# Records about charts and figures
····················

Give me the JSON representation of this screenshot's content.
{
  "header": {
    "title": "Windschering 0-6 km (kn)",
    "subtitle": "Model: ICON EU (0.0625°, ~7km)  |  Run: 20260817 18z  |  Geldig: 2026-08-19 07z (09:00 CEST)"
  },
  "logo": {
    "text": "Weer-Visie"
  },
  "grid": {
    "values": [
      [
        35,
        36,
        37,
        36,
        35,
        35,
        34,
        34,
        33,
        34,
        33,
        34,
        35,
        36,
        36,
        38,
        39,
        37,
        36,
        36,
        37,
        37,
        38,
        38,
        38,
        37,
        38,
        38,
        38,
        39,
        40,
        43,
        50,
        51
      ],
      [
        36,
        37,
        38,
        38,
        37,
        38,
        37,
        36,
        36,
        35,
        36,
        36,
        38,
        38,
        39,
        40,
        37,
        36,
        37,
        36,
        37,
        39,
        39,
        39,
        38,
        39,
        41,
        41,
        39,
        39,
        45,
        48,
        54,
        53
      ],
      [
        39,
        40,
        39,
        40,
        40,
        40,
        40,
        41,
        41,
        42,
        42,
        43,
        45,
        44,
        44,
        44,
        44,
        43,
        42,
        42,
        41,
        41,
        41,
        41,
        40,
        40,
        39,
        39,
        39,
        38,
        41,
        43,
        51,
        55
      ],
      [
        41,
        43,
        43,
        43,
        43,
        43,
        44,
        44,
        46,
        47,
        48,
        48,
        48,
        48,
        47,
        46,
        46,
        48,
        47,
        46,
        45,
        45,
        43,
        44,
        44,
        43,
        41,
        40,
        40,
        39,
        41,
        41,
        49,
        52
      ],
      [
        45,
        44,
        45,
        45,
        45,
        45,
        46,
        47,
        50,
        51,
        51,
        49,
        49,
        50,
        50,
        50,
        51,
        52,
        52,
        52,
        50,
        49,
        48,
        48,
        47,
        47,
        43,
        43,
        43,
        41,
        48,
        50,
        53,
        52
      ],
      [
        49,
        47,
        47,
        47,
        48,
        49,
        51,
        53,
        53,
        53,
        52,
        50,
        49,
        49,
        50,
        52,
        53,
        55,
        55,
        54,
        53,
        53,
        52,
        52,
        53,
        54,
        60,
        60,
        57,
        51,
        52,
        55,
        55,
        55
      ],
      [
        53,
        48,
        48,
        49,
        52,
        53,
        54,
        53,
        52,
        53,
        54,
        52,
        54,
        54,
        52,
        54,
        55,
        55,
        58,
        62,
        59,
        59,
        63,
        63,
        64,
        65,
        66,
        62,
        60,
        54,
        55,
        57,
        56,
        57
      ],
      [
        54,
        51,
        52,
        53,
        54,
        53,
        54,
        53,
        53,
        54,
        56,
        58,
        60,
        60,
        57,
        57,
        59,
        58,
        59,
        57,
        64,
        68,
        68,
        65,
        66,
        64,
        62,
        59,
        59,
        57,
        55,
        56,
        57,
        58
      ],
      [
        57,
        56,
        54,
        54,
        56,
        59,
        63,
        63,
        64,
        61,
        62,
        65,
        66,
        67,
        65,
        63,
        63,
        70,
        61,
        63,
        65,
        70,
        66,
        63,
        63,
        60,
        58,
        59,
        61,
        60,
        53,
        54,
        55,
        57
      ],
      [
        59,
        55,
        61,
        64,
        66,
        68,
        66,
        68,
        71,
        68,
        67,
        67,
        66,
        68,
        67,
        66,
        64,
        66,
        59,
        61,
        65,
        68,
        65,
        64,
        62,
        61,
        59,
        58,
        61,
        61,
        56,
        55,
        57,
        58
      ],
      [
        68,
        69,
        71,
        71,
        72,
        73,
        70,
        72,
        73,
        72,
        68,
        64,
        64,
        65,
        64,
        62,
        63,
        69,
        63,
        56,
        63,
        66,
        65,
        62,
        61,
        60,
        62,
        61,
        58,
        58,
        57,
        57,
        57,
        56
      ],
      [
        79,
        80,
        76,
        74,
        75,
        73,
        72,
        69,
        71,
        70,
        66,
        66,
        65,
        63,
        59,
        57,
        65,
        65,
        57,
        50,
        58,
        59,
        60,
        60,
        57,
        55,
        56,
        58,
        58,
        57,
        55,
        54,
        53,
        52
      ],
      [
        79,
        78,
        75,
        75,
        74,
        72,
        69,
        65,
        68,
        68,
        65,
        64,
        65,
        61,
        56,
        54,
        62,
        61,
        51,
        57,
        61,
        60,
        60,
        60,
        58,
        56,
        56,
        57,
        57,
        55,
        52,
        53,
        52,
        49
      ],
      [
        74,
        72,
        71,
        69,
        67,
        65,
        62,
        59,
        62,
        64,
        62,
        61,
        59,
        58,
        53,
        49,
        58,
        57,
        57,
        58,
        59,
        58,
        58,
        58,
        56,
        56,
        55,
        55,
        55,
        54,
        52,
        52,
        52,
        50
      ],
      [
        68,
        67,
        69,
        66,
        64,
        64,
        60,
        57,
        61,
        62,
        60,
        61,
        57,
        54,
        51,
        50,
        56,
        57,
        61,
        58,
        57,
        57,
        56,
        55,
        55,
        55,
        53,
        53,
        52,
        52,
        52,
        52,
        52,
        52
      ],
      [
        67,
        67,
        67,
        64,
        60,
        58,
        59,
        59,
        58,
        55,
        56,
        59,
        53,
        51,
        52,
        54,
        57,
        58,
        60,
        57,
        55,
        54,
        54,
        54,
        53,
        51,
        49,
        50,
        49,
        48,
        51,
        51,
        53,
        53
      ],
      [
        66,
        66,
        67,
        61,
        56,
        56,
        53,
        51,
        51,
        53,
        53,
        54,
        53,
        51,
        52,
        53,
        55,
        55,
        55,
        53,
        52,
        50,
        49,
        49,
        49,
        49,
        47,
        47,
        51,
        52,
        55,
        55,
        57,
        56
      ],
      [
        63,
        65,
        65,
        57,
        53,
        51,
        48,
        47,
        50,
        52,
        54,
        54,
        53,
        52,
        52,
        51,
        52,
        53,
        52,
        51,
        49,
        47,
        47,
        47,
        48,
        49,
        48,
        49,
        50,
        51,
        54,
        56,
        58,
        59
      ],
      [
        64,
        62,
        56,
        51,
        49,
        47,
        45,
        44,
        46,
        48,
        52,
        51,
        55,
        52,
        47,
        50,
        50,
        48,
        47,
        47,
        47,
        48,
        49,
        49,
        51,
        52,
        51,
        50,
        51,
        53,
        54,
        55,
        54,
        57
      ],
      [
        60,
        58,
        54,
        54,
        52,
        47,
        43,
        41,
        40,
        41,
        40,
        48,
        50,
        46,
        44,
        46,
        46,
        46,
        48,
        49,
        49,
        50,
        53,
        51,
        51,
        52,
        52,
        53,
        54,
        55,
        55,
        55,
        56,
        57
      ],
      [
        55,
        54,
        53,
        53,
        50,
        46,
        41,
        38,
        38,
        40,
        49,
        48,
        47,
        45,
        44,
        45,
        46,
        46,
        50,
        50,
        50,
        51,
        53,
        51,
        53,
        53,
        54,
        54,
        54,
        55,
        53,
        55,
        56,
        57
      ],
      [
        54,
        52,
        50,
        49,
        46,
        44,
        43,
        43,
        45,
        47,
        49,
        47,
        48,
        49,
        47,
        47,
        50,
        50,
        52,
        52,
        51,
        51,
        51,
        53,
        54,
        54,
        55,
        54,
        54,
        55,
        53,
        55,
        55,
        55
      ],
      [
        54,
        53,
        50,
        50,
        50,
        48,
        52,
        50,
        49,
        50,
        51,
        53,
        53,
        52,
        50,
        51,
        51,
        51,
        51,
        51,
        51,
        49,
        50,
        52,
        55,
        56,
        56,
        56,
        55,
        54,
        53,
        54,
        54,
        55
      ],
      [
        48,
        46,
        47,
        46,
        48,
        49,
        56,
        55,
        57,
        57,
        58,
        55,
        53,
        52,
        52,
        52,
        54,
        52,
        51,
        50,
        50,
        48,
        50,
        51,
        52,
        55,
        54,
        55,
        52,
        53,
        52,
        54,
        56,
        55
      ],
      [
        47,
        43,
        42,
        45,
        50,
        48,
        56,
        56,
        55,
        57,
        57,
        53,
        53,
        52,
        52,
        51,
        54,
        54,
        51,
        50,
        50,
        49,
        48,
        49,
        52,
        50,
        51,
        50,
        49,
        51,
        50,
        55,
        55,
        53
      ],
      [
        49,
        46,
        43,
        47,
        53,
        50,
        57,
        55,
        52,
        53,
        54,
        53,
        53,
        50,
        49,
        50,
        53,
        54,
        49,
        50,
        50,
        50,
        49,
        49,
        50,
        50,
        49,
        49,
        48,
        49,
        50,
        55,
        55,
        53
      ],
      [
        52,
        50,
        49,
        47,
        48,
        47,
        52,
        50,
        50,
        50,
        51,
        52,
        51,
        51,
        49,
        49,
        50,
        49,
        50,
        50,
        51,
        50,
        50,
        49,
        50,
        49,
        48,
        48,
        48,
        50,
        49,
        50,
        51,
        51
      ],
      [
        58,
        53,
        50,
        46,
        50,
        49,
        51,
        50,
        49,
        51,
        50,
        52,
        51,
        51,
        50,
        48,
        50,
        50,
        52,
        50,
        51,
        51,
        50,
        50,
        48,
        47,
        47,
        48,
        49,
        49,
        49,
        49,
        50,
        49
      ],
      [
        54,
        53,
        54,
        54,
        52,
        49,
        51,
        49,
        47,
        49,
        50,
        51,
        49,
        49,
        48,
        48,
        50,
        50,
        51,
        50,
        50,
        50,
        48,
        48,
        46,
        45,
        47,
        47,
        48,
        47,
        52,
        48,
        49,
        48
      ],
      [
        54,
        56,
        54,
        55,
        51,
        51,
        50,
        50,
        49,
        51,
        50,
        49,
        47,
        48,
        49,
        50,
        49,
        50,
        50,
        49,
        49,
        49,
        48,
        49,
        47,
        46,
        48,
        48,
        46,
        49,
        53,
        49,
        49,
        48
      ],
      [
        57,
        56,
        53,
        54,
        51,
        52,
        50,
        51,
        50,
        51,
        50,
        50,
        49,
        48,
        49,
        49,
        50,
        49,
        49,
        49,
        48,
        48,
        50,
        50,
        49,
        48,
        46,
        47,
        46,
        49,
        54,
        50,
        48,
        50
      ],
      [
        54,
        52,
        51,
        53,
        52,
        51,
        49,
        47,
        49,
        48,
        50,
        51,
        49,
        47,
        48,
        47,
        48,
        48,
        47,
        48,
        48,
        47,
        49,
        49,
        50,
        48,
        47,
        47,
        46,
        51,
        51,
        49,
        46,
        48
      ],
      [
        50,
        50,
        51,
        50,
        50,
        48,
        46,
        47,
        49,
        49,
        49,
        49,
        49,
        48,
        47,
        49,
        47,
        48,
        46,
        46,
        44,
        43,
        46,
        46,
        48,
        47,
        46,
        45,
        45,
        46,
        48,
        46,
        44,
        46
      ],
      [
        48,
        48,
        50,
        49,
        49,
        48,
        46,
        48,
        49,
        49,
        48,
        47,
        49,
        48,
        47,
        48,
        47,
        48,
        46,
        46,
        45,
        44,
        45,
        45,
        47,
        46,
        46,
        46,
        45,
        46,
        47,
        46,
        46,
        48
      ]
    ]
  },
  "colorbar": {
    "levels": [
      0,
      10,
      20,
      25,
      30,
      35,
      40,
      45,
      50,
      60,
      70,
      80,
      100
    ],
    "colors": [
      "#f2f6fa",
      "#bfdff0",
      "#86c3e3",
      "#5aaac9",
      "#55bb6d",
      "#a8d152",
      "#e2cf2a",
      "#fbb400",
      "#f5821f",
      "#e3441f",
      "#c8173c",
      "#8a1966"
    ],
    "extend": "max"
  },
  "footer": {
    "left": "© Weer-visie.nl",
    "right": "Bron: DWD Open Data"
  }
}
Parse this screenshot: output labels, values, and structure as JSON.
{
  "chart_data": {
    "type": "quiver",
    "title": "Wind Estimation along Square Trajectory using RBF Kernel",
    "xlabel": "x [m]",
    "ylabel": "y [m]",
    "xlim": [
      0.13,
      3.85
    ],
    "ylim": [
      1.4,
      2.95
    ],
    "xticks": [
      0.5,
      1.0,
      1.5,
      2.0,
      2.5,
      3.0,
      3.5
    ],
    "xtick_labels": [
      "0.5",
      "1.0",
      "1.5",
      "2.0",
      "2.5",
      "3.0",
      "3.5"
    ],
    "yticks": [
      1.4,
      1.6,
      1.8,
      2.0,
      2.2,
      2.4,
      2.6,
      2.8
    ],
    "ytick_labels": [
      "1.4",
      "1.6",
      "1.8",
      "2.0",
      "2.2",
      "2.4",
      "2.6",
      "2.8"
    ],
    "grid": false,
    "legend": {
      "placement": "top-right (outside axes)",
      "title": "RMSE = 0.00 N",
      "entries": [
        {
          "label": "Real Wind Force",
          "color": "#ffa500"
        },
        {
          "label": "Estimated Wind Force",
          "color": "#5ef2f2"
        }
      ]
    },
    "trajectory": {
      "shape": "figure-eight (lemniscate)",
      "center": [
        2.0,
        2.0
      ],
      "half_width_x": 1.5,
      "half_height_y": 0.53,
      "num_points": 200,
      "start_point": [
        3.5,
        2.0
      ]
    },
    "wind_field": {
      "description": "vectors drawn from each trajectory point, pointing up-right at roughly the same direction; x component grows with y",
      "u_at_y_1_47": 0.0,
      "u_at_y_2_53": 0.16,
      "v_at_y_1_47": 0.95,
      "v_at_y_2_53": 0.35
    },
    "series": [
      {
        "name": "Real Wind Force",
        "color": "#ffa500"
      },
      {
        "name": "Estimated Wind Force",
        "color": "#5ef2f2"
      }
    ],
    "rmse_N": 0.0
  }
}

····················

# Aim
Which lines hold the word "Estimated"? Copy each of them from the records.

# Final result
          "label": "Estimated Wind Force",
        "name": "Estimated Wind Force",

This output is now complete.